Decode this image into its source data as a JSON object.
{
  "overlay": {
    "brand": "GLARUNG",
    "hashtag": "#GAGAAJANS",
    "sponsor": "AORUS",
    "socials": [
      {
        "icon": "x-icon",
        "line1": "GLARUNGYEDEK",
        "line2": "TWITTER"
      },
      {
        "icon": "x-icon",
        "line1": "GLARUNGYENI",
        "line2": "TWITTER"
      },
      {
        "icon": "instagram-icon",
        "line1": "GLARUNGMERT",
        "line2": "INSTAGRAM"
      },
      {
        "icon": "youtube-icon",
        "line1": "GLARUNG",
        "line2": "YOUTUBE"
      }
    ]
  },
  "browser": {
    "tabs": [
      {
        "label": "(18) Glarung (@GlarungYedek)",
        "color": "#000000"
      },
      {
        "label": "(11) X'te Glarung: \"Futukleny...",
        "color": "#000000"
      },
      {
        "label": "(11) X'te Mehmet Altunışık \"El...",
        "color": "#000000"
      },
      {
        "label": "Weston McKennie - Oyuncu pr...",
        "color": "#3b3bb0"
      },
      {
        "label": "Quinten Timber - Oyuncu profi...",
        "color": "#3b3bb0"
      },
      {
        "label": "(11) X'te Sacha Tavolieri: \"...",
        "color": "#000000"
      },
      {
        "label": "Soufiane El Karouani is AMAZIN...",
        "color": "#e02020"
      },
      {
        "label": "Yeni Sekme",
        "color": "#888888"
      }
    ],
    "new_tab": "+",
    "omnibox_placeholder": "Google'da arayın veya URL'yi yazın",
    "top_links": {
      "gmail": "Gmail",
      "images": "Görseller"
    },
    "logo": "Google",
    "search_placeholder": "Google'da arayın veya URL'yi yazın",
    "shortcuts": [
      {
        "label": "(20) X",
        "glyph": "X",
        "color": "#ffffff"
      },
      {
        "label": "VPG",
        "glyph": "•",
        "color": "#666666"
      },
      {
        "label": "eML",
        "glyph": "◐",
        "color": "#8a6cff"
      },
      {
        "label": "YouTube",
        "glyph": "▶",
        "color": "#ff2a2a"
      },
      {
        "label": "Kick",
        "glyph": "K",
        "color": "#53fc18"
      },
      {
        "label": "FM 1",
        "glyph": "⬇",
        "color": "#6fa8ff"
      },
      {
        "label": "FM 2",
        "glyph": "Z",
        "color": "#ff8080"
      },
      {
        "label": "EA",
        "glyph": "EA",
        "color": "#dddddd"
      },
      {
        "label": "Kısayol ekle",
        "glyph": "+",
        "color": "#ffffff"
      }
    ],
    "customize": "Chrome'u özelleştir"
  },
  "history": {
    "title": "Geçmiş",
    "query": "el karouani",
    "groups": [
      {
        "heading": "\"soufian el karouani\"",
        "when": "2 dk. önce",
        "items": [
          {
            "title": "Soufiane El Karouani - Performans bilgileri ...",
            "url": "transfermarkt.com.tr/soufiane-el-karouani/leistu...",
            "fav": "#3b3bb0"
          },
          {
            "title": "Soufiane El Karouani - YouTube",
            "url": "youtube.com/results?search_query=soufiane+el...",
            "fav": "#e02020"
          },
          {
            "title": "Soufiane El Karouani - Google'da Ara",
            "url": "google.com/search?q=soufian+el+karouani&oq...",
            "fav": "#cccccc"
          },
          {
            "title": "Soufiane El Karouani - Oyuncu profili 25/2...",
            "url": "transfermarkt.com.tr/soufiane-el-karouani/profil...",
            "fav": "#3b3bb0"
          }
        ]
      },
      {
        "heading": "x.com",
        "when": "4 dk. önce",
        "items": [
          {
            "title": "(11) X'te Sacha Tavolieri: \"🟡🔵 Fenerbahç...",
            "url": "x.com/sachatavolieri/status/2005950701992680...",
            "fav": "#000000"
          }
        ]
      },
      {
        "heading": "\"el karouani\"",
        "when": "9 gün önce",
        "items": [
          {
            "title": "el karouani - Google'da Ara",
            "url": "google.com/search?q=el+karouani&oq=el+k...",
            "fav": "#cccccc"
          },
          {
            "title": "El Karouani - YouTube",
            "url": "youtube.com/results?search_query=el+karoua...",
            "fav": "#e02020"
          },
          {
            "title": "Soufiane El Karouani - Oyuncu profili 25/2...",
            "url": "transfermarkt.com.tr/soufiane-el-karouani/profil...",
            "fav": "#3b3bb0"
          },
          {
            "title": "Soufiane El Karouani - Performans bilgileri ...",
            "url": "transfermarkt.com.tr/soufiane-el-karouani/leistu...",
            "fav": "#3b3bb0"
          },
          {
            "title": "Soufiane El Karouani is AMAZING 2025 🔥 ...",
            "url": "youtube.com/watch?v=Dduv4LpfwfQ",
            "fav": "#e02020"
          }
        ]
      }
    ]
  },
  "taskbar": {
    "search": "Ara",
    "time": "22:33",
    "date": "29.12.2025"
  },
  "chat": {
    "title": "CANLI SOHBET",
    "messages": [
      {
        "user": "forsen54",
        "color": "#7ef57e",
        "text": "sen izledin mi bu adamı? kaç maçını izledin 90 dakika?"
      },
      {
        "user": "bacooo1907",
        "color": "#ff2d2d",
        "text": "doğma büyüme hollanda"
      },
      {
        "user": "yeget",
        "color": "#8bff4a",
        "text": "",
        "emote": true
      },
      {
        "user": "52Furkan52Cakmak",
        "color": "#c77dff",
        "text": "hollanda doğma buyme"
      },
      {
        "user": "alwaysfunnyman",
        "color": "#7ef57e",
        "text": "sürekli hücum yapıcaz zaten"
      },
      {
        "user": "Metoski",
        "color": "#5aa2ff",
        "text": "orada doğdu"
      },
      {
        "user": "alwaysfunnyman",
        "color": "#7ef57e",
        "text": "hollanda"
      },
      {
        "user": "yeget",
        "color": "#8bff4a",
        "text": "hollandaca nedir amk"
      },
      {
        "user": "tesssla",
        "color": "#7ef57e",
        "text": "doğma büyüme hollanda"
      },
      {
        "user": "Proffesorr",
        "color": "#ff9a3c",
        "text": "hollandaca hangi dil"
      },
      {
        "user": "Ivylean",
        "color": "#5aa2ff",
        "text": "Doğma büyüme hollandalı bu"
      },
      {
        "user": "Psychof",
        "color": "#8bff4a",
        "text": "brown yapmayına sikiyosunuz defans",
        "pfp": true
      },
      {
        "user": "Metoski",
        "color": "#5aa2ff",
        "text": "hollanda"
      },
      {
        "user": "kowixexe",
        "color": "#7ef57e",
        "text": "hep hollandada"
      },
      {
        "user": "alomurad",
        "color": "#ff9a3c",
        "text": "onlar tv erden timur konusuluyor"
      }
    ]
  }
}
========================================
* **EXERCISE OBJECTIVE**
Go through the records line by line and count those containing the string "Oyuncu". Give only the total.

* **WRITTEN SOLUTION**
4